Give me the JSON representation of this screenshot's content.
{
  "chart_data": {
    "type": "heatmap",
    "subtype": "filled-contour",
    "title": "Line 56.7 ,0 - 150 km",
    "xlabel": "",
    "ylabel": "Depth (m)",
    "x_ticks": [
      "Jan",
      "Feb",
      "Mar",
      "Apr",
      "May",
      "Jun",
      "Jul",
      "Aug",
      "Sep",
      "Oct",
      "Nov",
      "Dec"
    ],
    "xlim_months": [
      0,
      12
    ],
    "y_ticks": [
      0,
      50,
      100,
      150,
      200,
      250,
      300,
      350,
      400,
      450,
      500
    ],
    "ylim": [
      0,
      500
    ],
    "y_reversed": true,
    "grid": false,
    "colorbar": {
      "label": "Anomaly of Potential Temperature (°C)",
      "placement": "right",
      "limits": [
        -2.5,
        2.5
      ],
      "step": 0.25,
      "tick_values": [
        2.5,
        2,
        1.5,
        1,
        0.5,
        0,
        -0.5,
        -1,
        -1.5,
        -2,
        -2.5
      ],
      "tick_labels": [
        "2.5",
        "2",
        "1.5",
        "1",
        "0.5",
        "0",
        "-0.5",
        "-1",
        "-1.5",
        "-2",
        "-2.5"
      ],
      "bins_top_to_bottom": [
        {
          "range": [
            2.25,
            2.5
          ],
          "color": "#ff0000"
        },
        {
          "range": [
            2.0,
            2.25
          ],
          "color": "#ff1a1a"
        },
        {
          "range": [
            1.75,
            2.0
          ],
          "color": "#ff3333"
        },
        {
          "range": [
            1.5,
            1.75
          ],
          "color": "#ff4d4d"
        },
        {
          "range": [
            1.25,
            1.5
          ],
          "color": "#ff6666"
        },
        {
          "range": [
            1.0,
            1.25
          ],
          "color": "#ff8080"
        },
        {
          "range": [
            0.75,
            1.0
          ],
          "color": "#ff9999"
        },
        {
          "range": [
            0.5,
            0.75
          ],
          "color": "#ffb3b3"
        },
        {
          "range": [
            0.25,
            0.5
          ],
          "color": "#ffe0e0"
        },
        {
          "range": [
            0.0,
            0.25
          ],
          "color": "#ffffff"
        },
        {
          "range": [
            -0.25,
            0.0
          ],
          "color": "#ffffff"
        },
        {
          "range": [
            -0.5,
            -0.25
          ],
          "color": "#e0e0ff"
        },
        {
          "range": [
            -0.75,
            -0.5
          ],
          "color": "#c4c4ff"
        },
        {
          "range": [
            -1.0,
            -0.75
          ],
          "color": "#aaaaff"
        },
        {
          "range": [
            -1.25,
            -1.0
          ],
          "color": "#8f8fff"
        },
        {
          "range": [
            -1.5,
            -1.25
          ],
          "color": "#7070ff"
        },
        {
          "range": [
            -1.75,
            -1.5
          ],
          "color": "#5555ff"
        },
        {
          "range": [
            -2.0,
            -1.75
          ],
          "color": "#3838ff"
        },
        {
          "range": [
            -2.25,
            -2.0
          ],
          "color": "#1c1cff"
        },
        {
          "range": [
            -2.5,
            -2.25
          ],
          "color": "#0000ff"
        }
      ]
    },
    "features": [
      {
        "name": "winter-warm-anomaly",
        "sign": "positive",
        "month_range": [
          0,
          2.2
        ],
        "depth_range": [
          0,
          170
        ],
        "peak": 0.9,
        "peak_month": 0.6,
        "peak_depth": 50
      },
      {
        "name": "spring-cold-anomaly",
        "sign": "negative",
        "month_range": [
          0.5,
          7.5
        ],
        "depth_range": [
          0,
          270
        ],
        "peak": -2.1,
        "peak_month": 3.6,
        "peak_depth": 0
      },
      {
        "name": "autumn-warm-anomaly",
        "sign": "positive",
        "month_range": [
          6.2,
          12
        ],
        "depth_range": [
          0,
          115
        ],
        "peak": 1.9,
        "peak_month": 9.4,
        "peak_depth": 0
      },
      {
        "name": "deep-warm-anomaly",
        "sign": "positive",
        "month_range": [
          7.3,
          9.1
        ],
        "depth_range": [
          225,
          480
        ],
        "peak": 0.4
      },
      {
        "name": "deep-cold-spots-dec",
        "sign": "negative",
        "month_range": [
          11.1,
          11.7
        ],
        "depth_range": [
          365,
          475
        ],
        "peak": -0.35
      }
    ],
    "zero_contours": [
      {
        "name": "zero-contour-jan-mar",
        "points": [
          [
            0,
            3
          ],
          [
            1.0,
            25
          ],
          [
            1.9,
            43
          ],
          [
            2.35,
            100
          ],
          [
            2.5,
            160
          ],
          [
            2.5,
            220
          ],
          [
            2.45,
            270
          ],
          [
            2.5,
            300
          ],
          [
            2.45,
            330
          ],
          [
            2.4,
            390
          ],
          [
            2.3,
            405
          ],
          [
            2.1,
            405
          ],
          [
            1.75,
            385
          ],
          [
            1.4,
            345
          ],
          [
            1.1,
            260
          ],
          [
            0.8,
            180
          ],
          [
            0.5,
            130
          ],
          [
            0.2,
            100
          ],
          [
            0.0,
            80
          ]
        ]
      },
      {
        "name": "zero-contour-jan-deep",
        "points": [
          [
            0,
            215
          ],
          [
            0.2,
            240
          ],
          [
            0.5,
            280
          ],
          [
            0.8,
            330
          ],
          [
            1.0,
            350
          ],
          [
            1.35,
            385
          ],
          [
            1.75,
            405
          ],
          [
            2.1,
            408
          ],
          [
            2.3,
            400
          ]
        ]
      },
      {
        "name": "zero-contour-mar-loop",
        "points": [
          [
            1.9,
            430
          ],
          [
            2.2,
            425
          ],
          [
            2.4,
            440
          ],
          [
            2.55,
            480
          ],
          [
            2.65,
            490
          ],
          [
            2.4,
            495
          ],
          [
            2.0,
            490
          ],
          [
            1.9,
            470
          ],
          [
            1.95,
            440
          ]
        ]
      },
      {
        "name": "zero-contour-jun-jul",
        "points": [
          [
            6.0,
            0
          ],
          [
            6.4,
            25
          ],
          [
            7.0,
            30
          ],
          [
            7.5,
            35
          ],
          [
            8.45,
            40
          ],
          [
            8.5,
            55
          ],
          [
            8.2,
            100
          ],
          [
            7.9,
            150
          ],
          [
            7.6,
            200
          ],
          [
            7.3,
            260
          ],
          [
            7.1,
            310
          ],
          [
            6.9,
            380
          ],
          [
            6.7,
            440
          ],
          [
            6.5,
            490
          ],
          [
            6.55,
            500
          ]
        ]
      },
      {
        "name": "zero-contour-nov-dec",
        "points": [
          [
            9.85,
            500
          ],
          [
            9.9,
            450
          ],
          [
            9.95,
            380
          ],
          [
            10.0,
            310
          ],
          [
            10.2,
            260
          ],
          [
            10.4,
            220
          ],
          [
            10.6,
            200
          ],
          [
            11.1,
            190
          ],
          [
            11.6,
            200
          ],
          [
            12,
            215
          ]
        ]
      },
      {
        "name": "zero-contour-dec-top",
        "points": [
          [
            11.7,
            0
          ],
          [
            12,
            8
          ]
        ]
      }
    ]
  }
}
== == ==
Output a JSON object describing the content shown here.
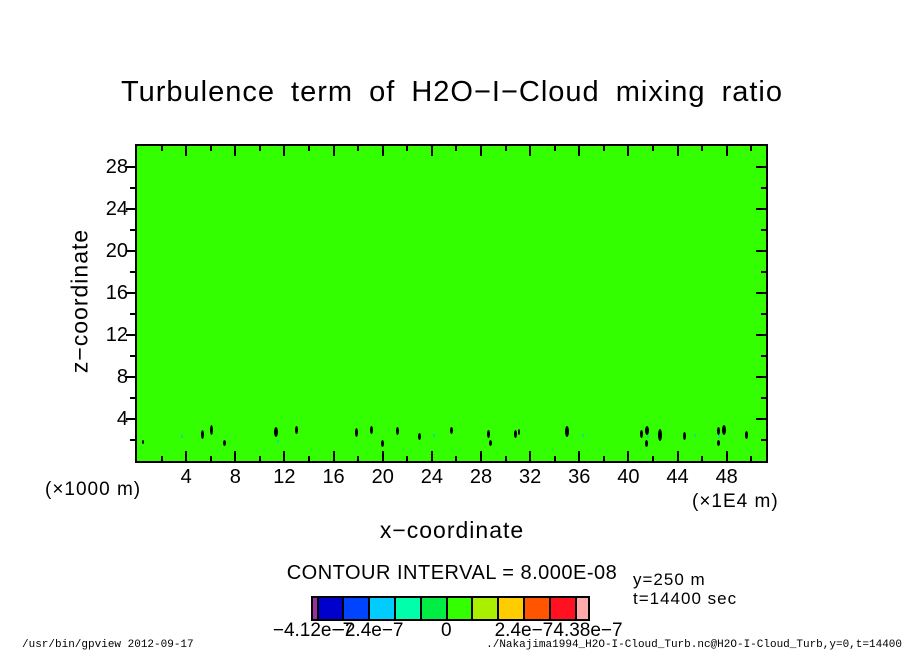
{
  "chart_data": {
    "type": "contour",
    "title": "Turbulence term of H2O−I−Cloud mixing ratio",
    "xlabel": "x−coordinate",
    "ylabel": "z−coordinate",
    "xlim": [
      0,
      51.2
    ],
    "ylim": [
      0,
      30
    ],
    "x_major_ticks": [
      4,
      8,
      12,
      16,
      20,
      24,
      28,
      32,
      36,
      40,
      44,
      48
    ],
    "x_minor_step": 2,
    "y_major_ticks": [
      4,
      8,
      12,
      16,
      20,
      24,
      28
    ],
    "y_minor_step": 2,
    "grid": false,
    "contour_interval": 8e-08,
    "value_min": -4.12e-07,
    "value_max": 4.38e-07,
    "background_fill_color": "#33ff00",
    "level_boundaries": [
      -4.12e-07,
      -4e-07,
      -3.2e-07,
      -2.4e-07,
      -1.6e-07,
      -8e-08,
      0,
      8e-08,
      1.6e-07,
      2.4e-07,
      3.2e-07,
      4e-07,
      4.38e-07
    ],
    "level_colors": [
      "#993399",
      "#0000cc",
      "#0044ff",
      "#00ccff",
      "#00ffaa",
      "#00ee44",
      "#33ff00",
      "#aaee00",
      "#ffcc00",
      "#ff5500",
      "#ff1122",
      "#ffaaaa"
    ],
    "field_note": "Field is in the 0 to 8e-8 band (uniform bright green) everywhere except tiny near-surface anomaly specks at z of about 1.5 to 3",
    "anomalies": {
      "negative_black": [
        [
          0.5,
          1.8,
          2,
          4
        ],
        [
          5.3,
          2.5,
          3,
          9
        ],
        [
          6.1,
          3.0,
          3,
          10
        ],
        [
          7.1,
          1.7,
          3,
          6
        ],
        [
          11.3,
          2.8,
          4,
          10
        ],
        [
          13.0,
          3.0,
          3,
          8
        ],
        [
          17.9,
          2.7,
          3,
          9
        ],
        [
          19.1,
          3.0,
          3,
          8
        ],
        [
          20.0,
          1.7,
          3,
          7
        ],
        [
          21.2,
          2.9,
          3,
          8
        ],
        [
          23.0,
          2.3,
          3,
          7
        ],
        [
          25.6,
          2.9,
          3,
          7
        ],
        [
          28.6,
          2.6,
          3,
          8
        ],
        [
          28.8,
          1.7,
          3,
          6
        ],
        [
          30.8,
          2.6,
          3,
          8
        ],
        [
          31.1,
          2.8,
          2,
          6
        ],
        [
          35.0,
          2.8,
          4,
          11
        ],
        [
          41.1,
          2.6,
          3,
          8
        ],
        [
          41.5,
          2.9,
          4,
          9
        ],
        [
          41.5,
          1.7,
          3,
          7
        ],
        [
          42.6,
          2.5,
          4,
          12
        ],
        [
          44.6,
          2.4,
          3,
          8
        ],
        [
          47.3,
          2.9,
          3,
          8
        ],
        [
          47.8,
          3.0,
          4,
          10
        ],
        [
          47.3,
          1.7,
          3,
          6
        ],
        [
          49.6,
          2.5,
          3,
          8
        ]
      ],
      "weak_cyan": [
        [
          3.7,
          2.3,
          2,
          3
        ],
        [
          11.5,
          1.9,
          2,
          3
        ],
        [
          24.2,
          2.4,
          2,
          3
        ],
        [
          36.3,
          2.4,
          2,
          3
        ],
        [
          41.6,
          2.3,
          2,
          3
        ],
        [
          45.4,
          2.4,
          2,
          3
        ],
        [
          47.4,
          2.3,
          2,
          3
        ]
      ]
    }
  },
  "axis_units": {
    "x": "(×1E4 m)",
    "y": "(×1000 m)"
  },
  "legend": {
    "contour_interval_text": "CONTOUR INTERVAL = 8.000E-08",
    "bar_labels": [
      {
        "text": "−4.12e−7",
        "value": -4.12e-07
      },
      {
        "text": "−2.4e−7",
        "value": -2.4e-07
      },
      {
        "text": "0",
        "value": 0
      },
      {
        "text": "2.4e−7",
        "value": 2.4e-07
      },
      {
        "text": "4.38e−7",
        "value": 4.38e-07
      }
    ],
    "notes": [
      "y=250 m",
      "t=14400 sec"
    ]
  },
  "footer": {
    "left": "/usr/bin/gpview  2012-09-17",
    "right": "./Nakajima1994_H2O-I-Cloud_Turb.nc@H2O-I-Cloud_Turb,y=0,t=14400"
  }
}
== == ==
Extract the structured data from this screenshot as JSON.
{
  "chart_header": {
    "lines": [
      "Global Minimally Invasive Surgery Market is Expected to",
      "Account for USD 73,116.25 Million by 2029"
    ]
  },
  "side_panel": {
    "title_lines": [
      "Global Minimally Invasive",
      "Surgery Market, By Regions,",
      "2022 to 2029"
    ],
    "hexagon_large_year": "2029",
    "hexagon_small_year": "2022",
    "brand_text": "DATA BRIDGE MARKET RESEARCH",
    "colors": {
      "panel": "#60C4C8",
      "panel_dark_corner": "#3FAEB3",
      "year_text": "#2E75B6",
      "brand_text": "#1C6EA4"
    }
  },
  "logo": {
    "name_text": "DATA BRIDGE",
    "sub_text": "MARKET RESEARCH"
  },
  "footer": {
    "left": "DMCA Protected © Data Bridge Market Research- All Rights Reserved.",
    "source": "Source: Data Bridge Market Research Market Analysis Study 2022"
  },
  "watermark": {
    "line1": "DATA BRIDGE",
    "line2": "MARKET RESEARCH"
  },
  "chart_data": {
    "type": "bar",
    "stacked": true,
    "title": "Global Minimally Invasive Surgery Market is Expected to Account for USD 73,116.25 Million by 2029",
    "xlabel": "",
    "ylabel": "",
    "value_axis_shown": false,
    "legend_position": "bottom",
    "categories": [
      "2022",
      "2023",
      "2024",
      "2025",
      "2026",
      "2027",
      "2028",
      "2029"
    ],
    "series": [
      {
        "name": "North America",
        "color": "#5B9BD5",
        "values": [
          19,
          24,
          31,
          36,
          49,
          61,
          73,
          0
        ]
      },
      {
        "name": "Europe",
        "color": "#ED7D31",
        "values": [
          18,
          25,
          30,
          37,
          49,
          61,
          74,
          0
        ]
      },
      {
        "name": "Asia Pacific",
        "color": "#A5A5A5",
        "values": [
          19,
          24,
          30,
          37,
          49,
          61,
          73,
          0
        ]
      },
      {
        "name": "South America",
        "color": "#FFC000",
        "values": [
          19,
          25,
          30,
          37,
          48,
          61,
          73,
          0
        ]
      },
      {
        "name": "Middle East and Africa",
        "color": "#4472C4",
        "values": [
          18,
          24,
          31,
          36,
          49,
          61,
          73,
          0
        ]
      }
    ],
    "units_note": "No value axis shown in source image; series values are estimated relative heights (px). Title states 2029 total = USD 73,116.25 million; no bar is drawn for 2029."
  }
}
== == ==
TASK GOAL: In the entries above, count every line containing the word "deep". Write only the total.

COMPLETED TASK: 3